Work to do
For the data below, work out how many lines include the string "n幻灯片" and report only the number.
── Records supplied
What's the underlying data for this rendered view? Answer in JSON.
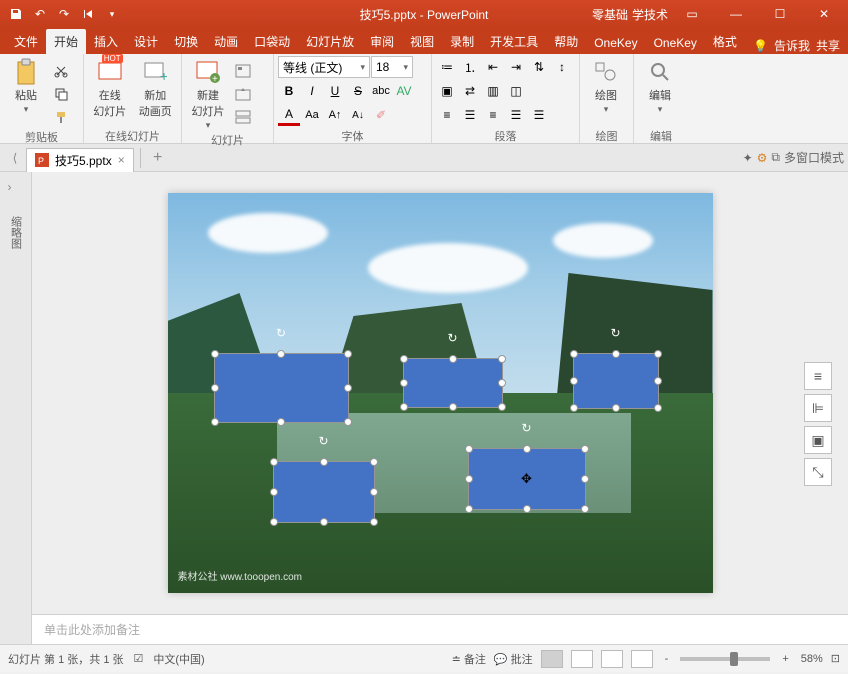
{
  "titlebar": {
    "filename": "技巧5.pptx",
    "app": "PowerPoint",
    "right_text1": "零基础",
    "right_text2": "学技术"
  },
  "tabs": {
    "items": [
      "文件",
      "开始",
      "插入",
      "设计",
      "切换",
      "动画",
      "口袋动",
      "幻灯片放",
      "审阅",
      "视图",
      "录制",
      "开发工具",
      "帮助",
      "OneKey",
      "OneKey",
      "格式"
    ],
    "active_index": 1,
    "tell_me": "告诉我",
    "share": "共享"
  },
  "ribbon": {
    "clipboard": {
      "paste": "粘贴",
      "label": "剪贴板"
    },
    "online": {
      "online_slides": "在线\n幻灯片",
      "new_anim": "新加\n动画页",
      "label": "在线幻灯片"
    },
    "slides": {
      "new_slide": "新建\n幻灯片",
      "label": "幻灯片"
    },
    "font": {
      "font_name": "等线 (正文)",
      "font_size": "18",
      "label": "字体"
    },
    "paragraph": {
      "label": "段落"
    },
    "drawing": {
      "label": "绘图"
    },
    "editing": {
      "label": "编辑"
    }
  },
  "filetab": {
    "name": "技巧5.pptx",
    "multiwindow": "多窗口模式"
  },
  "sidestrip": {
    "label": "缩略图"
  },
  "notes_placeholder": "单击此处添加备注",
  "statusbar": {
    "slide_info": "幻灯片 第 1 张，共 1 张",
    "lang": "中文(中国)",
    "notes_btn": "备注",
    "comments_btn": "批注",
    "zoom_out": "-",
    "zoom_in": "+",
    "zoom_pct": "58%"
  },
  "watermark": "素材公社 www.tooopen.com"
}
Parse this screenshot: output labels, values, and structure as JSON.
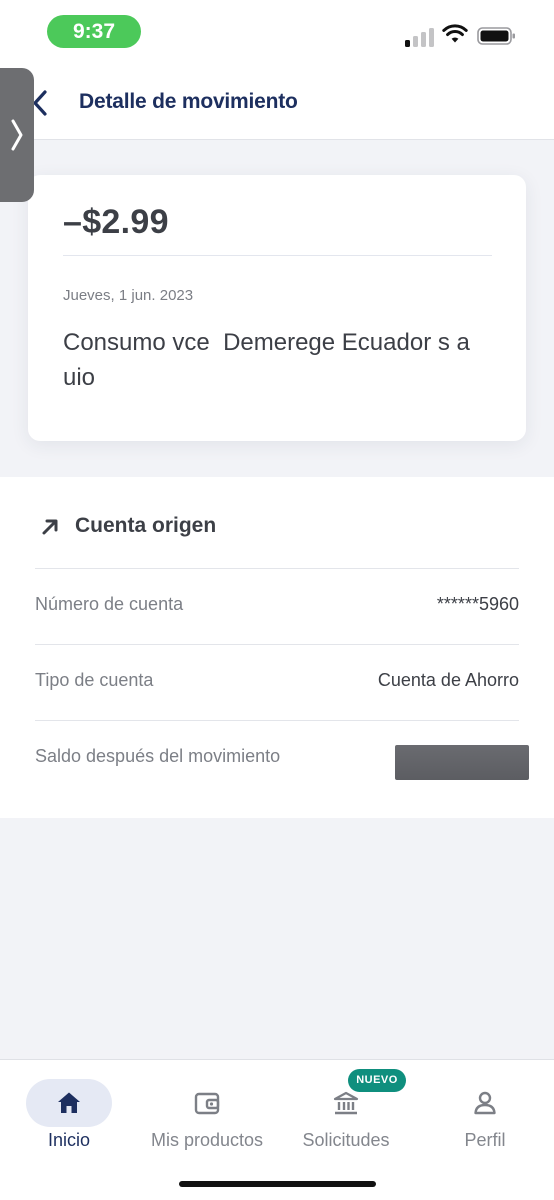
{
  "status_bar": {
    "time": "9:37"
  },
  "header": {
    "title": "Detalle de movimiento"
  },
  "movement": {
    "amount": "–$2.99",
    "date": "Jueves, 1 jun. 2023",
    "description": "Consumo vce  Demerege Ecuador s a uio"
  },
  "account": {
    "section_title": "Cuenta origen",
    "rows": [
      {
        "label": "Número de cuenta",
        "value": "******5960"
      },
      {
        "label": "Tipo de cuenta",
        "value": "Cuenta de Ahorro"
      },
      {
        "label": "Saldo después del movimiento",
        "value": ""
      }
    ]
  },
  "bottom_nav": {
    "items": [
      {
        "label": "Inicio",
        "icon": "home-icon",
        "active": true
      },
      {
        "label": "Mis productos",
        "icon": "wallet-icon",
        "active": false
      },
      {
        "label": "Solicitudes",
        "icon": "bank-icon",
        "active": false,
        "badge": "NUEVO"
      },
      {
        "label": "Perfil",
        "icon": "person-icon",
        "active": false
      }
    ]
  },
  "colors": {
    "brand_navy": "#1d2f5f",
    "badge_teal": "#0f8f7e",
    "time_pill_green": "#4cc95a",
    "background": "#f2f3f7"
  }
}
────
── Records supplied
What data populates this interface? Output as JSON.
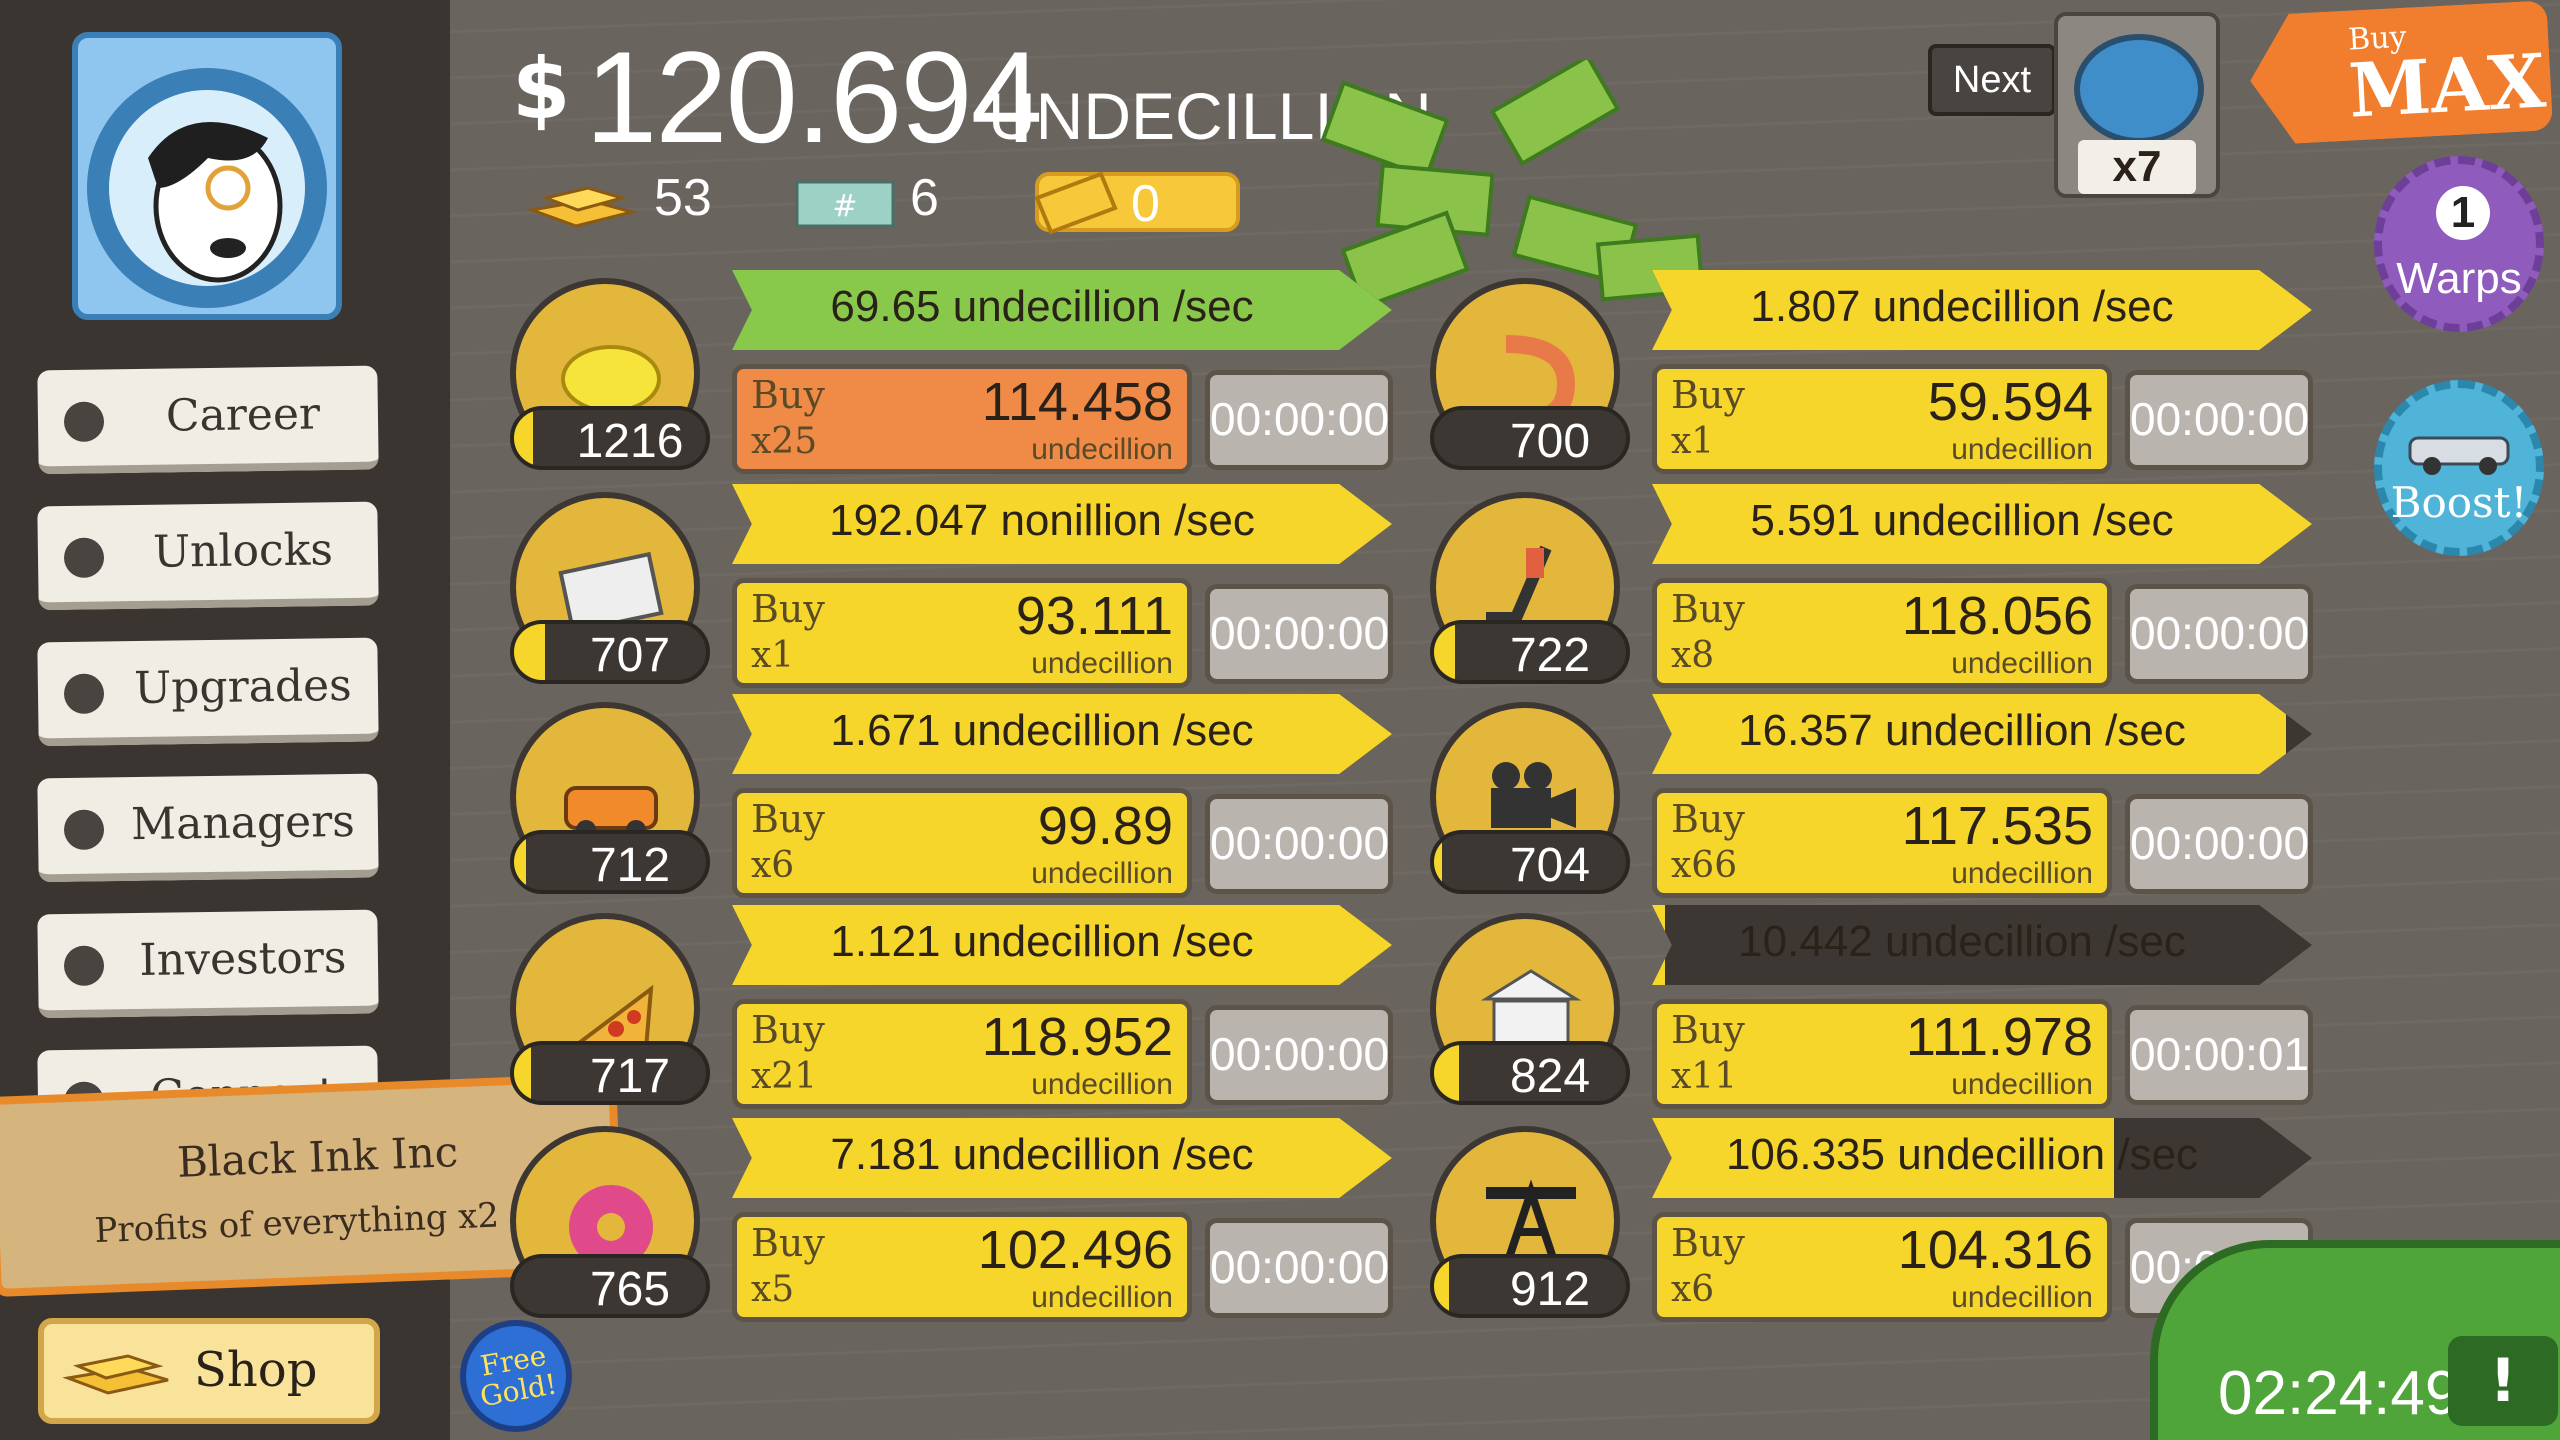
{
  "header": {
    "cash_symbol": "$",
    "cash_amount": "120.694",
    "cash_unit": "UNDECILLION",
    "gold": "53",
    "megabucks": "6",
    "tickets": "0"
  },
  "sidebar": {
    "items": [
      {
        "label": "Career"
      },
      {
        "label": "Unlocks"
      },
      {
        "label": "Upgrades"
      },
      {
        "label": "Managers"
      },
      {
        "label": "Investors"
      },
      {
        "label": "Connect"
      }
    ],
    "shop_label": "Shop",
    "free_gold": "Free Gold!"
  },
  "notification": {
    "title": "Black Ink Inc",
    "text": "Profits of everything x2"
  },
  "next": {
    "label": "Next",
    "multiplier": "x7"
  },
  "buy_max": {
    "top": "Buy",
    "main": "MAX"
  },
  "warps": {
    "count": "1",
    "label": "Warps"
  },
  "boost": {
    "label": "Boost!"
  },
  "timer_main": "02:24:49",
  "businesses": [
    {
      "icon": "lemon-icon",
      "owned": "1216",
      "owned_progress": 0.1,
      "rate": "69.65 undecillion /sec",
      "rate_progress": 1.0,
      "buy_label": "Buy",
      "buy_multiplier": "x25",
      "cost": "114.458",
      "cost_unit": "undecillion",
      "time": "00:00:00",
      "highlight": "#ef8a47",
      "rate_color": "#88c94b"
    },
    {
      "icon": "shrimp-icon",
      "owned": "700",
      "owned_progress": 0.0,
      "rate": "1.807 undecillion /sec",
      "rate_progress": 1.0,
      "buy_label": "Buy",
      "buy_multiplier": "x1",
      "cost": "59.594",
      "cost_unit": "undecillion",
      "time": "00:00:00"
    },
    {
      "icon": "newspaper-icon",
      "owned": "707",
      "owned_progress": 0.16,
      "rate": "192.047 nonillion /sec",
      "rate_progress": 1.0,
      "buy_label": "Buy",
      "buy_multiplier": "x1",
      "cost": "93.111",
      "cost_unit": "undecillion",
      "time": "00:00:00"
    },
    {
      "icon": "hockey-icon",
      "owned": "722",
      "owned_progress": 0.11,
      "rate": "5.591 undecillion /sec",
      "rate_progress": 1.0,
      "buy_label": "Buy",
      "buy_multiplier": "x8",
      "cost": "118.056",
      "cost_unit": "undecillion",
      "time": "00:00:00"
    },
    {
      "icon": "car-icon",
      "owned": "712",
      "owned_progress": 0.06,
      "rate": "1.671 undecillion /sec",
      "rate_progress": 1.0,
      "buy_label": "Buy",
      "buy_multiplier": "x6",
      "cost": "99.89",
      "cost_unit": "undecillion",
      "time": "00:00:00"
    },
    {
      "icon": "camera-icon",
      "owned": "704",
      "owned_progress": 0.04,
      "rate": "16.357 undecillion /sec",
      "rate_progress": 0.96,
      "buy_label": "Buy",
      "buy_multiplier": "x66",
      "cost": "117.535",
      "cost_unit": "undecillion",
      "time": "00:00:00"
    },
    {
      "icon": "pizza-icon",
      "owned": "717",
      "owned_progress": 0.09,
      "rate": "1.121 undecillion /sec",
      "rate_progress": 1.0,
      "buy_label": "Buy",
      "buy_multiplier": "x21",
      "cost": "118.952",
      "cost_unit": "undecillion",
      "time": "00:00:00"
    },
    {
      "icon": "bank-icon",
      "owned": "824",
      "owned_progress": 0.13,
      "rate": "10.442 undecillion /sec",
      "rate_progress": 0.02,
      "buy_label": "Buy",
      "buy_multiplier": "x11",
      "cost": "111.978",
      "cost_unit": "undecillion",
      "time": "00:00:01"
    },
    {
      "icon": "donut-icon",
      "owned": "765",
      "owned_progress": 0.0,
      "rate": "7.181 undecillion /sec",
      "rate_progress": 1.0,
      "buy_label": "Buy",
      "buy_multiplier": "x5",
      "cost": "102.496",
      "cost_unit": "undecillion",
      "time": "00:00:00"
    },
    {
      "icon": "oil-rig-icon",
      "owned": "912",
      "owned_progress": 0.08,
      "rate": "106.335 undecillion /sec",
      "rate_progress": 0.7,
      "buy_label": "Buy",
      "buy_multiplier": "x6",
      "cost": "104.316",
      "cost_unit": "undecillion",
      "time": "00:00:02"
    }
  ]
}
────
Reply to the exercise
2